───── EXERCISE INPUTS ─────

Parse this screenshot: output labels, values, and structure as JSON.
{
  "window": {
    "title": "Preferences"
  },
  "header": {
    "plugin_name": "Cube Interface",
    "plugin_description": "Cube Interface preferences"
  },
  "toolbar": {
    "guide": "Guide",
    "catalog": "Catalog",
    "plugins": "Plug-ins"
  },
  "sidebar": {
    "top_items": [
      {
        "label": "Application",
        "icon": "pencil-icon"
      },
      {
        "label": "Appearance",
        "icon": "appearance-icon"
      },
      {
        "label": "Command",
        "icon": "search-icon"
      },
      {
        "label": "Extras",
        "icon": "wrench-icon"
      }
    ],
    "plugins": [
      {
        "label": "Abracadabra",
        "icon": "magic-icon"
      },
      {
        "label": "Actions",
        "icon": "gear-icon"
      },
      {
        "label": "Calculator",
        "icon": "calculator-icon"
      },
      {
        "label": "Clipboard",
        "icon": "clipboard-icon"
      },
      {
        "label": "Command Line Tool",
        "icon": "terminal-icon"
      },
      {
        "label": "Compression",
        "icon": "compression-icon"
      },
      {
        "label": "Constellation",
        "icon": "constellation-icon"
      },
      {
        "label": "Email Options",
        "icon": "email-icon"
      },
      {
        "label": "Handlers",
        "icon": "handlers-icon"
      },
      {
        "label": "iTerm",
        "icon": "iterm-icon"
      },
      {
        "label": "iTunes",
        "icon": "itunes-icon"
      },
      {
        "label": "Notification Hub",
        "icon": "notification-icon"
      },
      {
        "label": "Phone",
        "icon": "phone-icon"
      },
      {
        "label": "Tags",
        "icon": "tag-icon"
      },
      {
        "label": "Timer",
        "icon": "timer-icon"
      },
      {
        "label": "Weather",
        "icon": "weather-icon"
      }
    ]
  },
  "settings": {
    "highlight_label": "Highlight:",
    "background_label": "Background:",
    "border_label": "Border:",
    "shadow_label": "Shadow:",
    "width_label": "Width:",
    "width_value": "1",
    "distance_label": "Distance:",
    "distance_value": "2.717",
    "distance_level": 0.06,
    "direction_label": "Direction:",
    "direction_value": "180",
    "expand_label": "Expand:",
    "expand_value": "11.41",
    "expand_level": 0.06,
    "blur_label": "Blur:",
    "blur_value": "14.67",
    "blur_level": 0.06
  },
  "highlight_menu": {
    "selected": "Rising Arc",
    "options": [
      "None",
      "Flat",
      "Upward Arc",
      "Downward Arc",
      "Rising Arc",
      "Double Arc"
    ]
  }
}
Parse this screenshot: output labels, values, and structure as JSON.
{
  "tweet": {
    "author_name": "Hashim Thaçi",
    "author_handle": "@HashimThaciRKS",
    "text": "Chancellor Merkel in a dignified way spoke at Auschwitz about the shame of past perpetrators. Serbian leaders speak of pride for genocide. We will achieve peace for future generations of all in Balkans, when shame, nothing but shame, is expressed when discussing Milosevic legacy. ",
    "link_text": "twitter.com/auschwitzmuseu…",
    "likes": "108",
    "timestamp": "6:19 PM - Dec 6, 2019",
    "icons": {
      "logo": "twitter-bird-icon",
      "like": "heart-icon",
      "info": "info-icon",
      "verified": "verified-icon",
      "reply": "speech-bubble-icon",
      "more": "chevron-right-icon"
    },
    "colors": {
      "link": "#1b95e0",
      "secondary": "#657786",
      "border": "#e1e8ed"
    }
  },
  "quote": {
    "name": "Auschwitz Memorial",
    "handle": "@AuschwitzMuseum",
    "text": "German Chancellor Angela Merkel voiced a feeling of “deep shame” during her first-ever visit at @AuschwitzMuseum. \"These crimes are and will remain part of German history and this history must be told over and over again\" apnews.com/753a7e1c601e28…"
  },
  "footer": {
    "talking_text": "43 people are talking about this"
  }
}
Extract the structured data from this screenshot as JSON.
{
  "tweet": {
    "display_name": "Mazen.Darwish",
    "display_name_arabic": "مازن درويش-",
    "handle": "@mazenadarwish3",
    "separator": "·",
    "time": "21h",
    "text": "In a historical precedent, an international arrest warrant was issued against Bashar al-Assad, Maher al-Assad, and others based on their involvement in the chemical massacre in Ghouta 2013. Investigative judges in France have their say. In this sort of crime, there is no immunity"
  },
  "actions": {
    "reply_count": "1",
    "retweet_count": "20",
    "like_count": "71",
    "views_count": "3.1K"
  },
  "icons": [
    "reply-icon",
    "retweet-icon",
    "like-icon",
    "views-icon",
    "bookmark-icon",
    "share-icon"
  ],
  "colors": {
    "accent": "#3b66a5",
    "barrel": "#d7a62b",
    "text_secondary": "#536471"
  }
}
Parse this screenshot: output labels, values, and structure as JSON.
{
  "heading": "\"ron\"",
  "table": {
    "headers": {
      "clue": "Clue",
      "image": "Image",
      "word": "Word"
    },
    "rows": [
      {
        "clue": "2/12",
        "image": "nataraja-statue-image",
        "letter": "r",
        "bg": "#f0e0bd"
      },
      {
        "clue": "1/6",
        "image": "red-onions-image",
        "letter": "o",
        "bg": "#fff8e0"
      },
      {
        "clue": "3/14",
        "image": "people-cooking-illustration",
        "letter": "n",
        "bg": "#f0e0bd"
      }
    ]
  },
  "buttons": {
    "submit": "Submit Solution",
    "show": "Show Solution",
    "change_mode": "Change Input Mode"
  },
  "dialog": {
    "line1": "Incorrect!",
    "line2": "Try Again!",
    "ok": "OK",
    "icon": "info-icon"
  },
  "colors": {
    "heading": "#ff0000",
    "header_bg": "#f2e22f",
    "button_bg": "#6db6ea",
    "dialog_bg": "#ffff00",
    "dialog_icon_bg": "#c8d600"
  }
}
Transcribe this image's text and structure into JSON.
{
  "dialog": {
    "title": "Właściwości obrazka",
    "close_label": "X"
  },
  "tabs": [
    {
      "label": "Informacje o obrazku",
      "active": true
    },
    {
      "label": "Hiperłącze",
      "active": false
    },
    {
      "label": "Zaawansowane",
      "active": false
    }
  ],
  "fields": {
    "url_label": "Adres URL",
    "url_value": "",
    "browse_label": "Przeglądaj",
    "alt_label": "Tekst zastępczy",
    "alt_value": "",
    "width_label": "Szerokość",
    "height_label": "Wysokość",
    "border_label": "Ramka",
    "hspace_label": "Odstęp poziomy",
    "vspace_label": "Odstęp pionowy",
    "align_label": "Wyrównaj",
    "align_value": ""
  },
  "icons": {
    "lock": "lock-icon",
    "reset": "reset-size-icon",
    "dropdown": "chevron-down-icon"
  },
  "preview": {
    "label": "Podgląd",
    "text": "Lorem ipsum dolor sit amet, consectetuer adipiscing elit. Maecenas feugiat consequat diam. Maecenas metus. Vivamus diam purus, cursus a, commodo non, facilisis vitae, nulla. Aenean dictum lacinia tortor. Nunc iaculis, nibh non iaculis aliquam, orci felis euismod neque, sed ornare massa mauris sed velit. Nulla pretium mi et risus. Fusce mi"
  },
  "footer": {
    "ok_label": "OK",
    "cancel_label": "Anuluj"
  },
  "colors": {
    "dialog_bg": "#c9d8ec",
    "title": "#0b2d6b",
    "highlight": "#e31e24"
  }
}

─────

## YOUR OBJECTIVE:
Output the listing above word for word.

## EXPECTED OUTPUT:
Parse this screenshot: output labels, values, and structure as JSON.
{
  "window": {
    "title": "Preferences"
  },
  "header": {
    "plugin_name": "Cube Interface",
    "plugin_description": "Cube Interface preferences"
  },
  "toolbar": {
    "guide": "Guide",
    "catalog": "Catalog",
    "plugins": "Plug-ins"
  },
  "sidebar": {
    "top_items": [
      {
        "label": "Application",
        "icon": "pencil-icon"
      },
      {
        "label": "Appearance",
        "icon": "appearance-icon"
      },
      {
        "label": "Command",
        "icon": "search-icon"
      },
      {
        "label": "Extras",
        "icon": "wrench-icon"
      }
    ],
    "plugins": [
      {
        "label": "Abracadabra",
        "icon": "magic-icon"
      },
      {
        "label": "Actions",
        "icon": "gear-icon"
      },
      {
        "label": "Calculator",
        "icon": "calculator-icon"
      },
      {
        "label": "Clipboard",
        "icon": "clipboard-icon"
      },
      {
        "label": "Command Line Tool",
        "icon": "terminal-icon"
      },
      {
        "label": "Compression",
        "icon": "compression-icon"
      },
      {
        "label": "Constellation",
        "icon": "constellation-icon"
      },
      {
        "label": "Email Options",
        "icon": "email-icon"
      },
      {
        "label": "Handlers",
        "icon": "handlers-icon"
      },
      {
        "label": "iTerm",
        "icon": "iterm-icon"
      },
      {
        "label": "iTunes",
        "icon": "itunes-icon"
      },
      {
        "label": "Notification Hub",
        "icon": "notification-icon"
      },
      {
        "label": "Phone",
        "icon": "phone-icon"
      },
      {
        "label": "Tags",
        "icon": "tag-icon"
      },
      {
        "label": "Timer",
        "icon": "timer-icon"
      },
      {
        "label": "Weather",
        "icon": "weather-icon"
      }
    ]
  },
  "settings": {
    "highlight_label": "Highlight:",
    "background_label": "Background:",
    "border_label": "Border:",
    "shadow_label": "Shadow:",
    "width_label": "Width:",
    "width_value": "1",
    "distance_label": "Distance:",
    "distance_value": "2.717",
    "distance_level": 0.06,
    "direction_label": "Direction:",
    "direction_value": "180",
    "expand_label": "Expand:",
    "expand_value": "11.41",
    "expand_level": 0.06,
    "blur_label": "Blur:",
    "blur_value": "14.67",
    "blur_level": 0.06
  },
  "highlight_menu": {
    "selected": "Rising Arc",
    "options": [
      "None",
      "Flat",
      "Upward Arc",
      "Downward Arc",
      "Rising Arc",
      "Double Arc"
    ]
  }
}
Parse this screenshot: output labels, values, and structure as JSON.
{
  "tweet": {
    "author_name": "Hashim Thaçi",
    "author_handle": "@HashimThaciRKS",
    "text": "Chancellor Merkel in a dignified way spoke at Auschwitz about the shame of past perpetrators. Serbian leaders speak of pride for genocide. We will achieve peace for future generations of all in Balkans, when shame, nothing but shame, is expressed when discussing Milosevic legacy. ",
    "link_text": "twitter.com/auschwitzmuseu…",
    "likes": "108",
    "timestamp": "6:19 PM - Dec 6, 2019",
    "icons": {
      "logo": "twitter-bird-icon",
      "like": "heart-icon",
      "info": "info-icon",
      "verified": "verified-icon",
      "reply": "speech-bubble-icon",
      "more": "chevron-right-icon"
    },
    "colors": {
      "link": "#1b95e0",
      "secondary": "#657786",
      "border": "#e1e8ed"
    }
  },
  "quote": {
    "name": "Auschwitz Memorial",
    "handle": "@AuschwitzMuseum",
    "text": "German Chancellor Angela Merkel voiced a feeling of “deep shame” during her first-ever visit at @AuschwitzMuseum. \"These crimes are and will remain part of German history and this history must be told over and over again\" apnews.com/753a7e1c601e28…"
  },
  "footer": {
    "talking_text": "43 people are talking about this"
  }
}
Extract the structured data from this screenshot as JSON.
{
  "tweet": {
    "display_name": "Mazen.Darwish",
    "display_name_arabic": "مازن درويش-",
    "handle": "@mazenadarwish3",
    "separator": "·",
    "time": "21h",
    "text": "In a historical precedent, an international arrest warrant was issued against Bashar al-Assad, Maher al-Assad, and others based on their involvement in the chemical massacre in Ghouta 2013. Investigative judges in France have their say. In this sort of crime, there is no immunity"
  },
  "actions": {
    "reply_count": "1",
    "retweet_count": "20",
    "like_count": "71",
    "views_count": "3.1K"
  },
  "icons": [
    "reply-icon",
    "retweet-icon",
    "like-icon",
    "views-icon",
    "bookmark-icon",
    "share-icon"
  ],
  "colors": {
    "accent": "#3b66a5",
    "barrel": "#d7a62b",
    "text_secondary": "#536471"
  }
}
Parse this screenshot: output labels, values, and structure as JSON.
{
  "heading": "\"ron\"",
  "table": {
    "headers": {
      "clue": "Clue",
      "image": "Image",
      "word": "Word"
    },
    "rows": [
      {
        "clue": "2/12",
        "image": "nataraja-statue-image",
        "letter": "r",
        "bg": "#f0e0bd"
      },
      {
        "clue": "1/6",
        "image": "red-onions-image",
        "letter": "o",
        "bg": "#fff8e0"
      },
      {
        "clue": "3/14",
        "image": "people-cooking-illustration",
        "letter": "n",
        "bg": "#f0e0bd"
      }
    ]
  },
  "buttons": {
    "submit": "Submit Solution",
    "show": "Show Solution",
    "change_mode": "Change Input Mode"
  },
  "dialog": {
    "line1": "Incorrect!",
    "line2": "Try Again!",
    "ok": "OK",
    "icon": "info-icon"
  },
  "colors": {
    "heading": "#ff0000",
    "header_bg": "#f2e22f",
    "button_bg": "#6db6ea",
    "dialog_bg": "#ffff00",
    "dialog_icon_bg": "#c8d600"
  }
}
Transcribe this image's text and structure into JSON.
{
  "dialog": {
    "title": "Właściwości obrazka",
    "close_label": "X"
  },
  "tabs": [
    {
      "label": "Informacje o obrazku",
      "active": true
    },
    {
      "label": "Hiperłącze",
      "active": false
    },
    {
      "label": "Zaawansowane",
      "active": false
    }
  ],
  "fields": {
    "url_label": "Adres URL",
    "url_value": "",
    "browse_label": "Przeglądaj",
    "alt_label": "Tekst zastępczy",
    "alt_value": "",
    "width_label": "Szerokość",
    "height_label": "Wysokość",
    "border_label": "Ramka",
    "hspace_label": "Odstęp poziomy",
    "vspace_label": "Odstęp pionowy",
    "align_label": "Wyrównaj",
    "align_value": ""
  },
  "icons": {
    "lock": "lock-icon",
    "reset": "reset-size-icon",
    "dropdown": "chevron-down-icon"
  },
  "preview": {
    "label": "Podgląd",
    "text": "Lorem ipsum dolor sit amet, consectetuer adipiscing elit. Maecenas feugiat consequat diam. Maecenas metus. Vivamus diam purus, cursus a, commodo non, facilisis vitae, nulla. Aenean dictum lacinia tortor. Nunc iaculis, nibh non iaculis aliquam, orci felis euismod neque, sed ornare massa mauris sed velit. Nulla pretium mi et risus. Fusce mi"
  },
  "footer": {
    "ok_label": "OK",
    "cancel_label": "Anuluj"
  },
  "colors": {
    "dialog_bg": "#c9d8ec",
    "title": "#0b2d6b",
    "highlight": "#e31e24"
  }
}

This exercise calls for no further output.